[BEGIN Given data]

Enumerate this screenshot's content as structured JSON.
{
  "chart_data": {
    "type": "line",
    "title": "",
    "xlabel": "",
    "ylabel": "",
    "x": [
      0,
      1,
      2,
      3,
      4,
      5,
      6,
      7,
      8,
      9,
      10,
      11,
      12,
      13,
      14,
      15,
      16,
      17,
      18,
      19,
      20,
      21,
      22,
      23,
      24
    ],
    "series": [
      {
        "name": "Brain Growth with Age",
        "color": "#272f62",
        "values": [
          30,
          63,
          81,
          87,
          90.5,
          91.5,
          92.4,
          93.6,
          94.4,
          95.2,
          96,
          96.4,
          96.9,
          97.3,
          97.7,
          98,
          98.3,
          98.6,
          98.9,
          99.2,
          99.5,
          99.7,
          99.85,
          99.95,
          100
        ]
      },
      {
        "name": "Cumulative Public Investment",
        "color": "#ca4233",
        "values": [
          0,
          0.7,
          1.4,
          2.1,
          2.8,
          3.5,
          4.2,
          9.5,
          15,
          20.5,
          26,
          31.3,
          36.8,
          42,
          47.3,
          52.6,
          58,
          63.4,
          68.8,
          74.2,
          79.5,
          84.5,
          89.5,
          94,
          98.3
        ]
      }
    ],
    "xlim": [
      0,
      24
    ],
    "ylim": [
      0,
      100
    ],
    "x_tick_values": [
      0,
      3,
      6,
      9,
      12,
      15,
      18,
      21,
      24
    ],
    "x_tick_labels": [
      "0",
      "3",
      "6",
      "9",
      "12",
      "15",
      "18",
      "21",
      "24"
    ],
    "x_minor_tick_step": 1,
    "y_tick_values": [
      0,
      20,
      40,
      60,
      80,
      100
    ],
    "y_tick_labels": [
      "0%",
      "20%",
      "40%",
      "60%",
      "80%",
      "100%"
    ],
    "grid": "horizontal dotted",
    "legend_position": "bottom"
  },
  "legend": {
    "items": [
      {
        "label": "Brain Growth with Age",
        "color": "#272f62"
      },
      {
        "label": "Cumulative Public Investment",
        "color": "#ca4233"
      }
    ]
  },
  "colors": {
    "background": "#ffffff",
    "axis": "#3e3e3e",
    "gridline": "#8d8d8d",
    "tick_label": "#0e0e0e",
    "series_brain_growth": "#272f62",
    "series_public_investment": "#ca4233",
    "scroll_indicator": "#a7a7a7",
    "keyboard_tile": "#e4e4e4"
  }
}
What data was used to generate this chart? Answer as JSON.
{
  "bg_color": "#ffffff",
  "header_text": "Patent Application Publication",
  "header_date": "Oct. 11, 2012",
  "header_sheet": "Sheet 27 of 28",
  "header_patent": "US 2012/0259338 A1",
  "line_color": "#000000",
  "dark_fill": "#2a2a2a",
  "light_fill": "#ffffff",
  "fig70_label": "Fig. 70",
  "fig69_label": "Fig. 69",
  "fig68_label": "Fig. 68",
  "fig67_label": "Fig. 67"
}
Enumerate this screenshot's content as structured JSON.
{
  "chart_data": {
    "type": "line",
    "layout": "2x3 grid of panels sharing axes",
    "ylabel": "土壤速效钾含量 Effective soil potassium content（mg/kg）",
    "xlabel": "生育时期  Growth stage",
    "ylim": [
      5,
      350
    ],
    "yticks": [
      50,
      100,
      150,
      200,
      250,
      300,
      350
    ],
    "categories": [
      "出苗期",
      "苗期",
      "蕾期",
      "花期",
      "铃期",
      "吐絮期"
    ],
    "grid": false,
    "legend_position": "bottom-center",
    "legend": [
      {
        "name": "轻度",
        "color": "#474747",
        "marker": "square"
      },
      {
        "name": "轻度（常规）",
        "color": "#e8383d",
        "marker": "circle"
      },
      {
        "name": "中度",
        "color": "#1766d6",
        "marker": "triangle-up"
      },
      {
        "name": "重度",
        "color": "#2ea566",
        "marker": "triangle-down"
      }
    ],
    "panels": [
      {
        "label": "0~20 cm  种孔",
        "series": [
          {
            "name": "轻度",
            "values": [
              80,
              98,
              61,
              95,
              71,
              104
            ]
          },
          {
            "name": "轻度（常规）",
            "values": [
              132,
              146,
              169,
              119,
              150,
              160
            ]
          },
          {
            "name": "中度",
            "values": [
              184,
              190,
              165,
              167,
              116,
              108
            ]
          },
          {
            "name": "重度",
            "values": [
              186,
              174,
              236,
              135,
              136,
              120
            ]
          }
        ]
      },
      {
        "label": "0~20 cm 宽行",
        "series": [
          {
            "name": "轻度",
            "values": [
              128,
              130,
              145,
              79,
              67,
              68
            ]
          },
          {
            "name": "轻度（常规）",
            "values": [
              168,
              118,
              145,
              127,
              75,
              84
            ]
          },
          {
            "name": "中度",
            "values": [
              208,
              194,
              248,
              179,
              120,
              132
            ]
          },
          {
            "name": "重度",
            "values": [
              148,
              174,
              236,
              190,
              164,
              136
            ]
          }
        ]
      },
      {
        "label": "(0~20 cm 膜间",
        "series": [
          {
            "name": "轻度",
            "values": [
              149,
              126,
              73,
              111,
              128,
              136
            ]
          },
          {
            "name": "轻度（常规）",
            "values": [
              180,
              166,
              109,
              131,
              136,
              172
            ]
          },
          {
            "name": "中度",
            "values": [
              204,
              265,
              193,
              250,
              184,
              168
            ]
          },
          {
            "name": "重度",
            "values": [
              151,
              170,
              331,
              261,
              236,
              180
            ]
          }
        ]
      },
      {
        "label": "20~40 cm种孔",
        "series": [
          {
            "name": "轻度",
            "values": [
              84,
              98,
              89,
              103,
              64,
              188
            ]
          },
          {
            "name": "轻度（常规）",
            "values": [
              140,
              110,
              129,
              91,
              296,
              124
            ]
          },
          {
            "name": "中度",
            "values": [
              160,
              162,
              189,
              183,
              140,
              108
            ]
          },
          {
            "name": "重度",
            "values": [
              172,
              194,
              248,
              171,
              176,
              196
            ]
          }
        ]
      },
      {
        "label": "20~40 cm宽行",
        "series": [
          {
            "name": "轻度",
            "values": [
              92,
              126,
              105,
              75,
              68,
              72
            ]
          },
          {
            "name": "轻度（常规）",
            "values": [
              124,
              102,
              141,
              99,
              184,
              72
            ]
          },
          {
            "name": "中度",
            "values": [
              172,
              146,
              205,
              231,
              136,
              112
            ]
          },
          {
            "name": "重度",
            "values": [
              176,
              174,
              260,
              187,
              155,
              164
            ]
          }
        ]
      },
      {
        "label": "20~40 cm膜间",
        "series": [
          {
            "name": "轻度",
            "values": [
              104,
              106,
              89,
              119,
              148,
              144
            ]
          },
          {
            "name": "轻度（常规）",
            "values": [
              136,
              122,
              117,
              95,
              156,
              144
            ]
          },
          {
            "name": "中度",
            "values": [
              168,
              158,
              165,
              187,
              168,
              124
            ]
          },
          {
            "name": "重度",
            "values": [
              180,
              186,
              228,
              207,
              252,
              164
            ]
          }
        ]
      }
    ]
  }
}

[END Given data]

• Instruction
Select the lines from the entries that include the word "panels".

• Output
    "layout": "2x3 grid of panels sharing axes",
    "panels": [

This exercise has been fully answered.